# Written problem
Restate the full set of records exactly, word for word.

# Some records
--------------------------------------------------
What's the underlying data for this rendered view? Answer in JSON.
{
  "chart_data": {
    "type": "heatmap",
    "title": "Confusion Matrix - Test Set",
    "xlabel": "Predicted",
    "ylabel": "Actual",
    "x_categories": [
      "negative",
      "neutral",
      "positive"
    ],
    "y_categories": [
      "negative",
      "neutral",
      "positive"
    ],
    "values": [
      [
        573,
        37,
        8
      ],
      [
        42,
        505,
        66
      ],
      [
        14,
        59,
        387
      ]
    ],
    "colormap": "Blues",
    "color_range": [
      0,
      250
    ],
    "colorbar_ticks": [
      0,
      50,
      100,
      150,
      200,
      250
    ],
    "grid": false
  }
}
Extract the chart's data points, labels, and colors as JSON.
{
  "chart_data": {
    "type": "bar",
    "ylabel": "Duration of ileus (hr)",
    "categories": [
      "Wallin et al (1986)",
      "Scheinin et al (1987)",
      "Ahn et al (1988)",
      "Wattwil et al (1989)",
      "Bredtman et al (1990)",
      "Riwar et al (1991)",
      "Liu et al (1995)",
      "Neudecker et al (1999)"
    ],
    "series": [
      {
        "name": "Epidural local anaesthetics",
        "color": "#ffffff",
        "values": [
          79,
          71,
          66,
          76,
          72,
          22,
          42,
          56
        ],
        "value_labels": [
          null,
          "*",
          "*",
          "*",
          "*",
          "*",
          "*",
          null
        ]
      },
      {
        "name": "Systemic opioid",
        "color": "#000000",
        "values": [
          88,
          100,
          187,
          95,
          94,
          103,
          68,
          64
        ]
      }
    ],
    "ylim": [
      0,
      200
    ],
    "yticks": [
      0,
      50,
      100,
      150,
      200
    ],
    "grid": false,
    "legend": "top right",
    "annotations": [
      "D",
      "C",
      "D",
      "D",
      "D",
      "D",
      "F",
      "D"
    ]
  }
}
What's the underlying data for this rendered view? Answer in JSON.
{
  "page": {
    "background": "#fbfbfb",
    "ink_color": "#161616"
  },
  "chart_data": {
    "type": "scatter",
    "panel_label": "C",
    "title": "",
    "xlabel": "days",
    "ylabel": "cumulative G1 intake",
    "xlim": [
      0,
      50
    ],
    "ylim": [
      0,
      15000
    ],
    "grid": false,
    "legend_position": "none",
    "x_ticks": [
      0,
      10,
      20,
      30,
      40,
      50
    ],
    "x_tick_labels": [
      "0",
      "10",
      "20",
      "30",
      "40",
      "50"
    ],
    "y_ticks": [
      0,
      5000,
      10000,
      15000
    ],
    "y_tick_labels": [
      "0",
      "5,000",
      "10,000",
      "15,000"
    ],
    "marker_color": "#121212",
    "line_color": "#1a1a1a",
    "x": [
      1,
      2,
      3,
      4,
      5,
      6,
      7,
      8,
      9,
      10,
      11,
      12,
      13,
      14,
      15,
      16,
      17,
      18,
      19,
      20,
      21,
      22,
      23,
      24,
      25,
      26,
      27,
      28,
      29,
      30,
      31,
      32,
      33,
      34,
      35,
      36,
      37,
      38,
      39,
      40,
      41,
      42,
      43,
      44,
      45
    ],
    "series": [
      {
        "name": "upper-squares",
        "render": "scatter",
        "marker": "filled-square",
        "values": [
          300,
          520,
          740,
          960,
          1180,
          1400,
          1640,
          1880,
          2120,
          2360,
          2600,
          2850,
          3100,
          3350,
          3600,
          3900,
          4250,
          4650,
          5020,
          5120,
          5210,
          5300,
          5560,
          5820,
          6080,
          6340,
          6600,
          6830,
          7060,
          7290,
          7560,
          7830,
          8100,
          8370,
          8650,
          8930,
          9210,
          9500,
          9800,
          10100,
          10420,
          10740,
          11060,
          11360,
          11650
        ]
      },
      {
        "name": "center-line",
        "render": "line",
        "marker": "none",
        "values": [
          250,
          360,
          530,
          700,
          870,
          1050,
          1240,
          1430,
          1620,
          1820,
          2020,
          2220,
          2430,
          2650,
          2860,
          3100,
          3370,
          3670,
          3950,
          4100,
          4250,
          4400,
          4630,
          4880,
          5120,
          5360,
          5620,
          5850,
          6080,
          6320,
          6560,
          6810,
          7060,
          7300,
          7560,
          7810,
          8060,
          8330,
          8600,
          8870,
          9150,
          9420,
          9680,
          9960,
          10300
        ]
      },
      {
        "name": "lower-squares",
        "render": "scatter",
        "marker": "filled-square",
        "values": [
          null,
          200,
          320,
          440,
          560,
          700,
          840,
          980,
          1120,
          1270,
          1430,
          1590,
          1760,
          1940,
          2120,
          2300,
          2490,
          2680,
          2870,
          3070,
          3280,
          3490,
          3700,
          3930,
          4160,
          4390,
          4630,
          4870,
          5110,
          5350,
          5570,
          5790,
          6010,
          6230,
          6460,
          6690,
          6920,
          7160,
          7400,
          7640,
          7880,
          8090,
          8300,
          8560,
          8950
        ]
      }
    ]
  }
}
--------------------------------------------------
# Answer for this exercise
What's the underlying data for this rendered view? Answer in JSON.
{
  "chart_data": {
    "type": "heatmap",
    "title": "Confusion Matrix - Test Set",
    "xlabel": "Predicted",
    "ylabel": "Actual",
    "x_categories": [
      "negative",
      "neutral",
      "positive"
    ],
    "y_categories": [
      "negative",
      "neutral",
      "positive"
    ],
    "values": [
      [
        573,
        37,
        8
      ],
      [
        42,
        505,
        66
      ],
      [
        14,
        59,
        387
      ]
    ],
    "colormap": "Blues",
    "color_range": [
      0,
      250
    ],
    "colorbar_ticks": [
      0,
      50,
      100,
      150,
      200,
      250
    ],
    "grid": false
  }
}
Extract the chart's data points, labels, and colors as JSON.
{
  "chart_data": {
    "type": "bar",
    "ylabel": "Duration of ileus (hr)",
    "categories": [
      "Wallin et al (1986)",
      "Scheinin et al (1987)",
      "Ahn et al (1988)",
      "Wattwil et al (1989)",
      "Bredtman et al (1990)",
      "Riwar et al (1991)",
      "Liu et al (1995)",
      "Neudecker et al (1999)"
    ],
    "series": [
      {
        "name": "Epidural local anaesthetics",
        "color": "#ffffff",
        "values": [
          79,
          71,
          66,
          76,
          72,
          22,
          42,
          56
        ],
        "value_labels": [
          null,
          "*",
          "*",
          "*",
          "*",
          "*",
          "*",
          null
        ]
      },
      {
        "name": "Systemic opioid",
        "color": "#000000",
        "values": [
          88,
          100,
          187,
          95,
          94,
          103,
          68,
          64
        ]
      }
    ],
    "ylim": [
      0,
      200
    ],
    "yticks": [
      0,
      50,
      100,
      150,
      200
    ],
    "grid": false,
    "legend": "top right",
    "annotations": [
      "D",
      "C",
      "D",
      "D",
      "D",
      "D",
      "F",
      "D"
    ]
  }
}
What's the underlying data for this rendered view? Answer in JSON.
{
  "page": {
    "background": "#fbfbfb",
    "ink_color": "#161616"
  },
  "chart_data": {
    "type": "scatter",
    "panel_label": "C",
    "title": "",
    "xlabel": "days",
    "ylabel": "cumulative G1 intake",
    "xlim": [
      0,
      50
    ],
    "ylim": [
      0,
      15000
    ],
    "grid": false,
    "legend_position": "none",
    "x_ticks": [
      0,
      10,
      20,
      30,
      40,
      50
    ],
    "x_tick_labels": [
      "0",
      "10",
      "20",
      "30",
      "40",
      "50"
    ],
    "y_ticks": [
      0,
      5000,
      10000,
      15000
    ],
    "y_tick_labels": [
      "0",
      "5,000",
      "10,000",
      "15,000"
    ],
    "marker_color": "#121212",
    "line_color": "#1a1a1a",
    "x": [
      1,
      2,
      3,
      4,
      5,
      6,
      7,
      8,
      9,
      10,
      11,
      12,
      13,
      14,
      15,
      16,
      17,
      18,
      19,
      20,
      21,
      22,
      23,
      24,
      25,
      26,
      27,
      28,
      29,
      30,
      31,
      32,
      33,
      34,
      35,
      36,
      37,
      38,
      39,
      40,
      41,
      42,
      43,
      44,
      45
    ],
    "series": [
      {
        "name": "upper-squares",
        "render": "scatter",
        "marker": "filled-square",
        "values": [
          300,
          520,
          740,
          960,
          1180,
          1400,
          1640,
          1880,
          2120,
          2360,
          2600,
          2850,
          3100,
          3350,
          3600,
          3900,
          4250,
          4650,
          5020,
          5120,
          5210,
          5300,
          5560,
          5820,
          6080,
          6340,
          6600,
          6830,
          7060,
          7290,
          7560,
          7830,
          8100,
          8370,
          8650,
          8930,
          9210,
          9500,
          9800,
          10100,
          10420,
          10740,
          11060,
          11360,
          11650
        ]
      },
      {
        "name": "center-line",
        "render": "line",
        "marker": "none",
        "values": [
          250,
          360,
          530,
          700,
          870,
          1050,
          1240,
          1430,
          1620,
          1820,
          2020,
          2220,
          2430,
          2650,
          2860,
          3100,
          3370,
          3670,
          3950,
          4100,
          4250,
          4400,
          4630,
          4880,
          5120,
          5360,
          5620,
          5850,
          6080,
          6320,
          6560,
          6810,
          7060,
          7300,
          7560,
          7810,
          8060,
          8330,
          8600,
          8870,
          9150,
          9420,
          9680,
          9960,
          10300
        ]
      },
      {
        "name": "lower-squares",
        "render": "scatter",
        "marker": "filled-square",
        "values": [
          null,
          200,
          320,
          440,
          560,
          700,
          840,
          980,
          1120,
          1270,
          1430,
          1590,
          1760,
          1940,
          2120,
          2300,
          2490,
          2680,
          2870,
          3070,
          3280,
          3490,
          3700,
          3930,
          4160,
          4390,
          4630,
          4870,
          5110,
          5350,
          5570,
          5790,
          6010,
          6230,
          6460,
          6690,
          6920,
          7160,
          7400,
          7640,
          7880,
          8090,
          8300,
          8560,
          8950
        ]
      }
    ]
  }
}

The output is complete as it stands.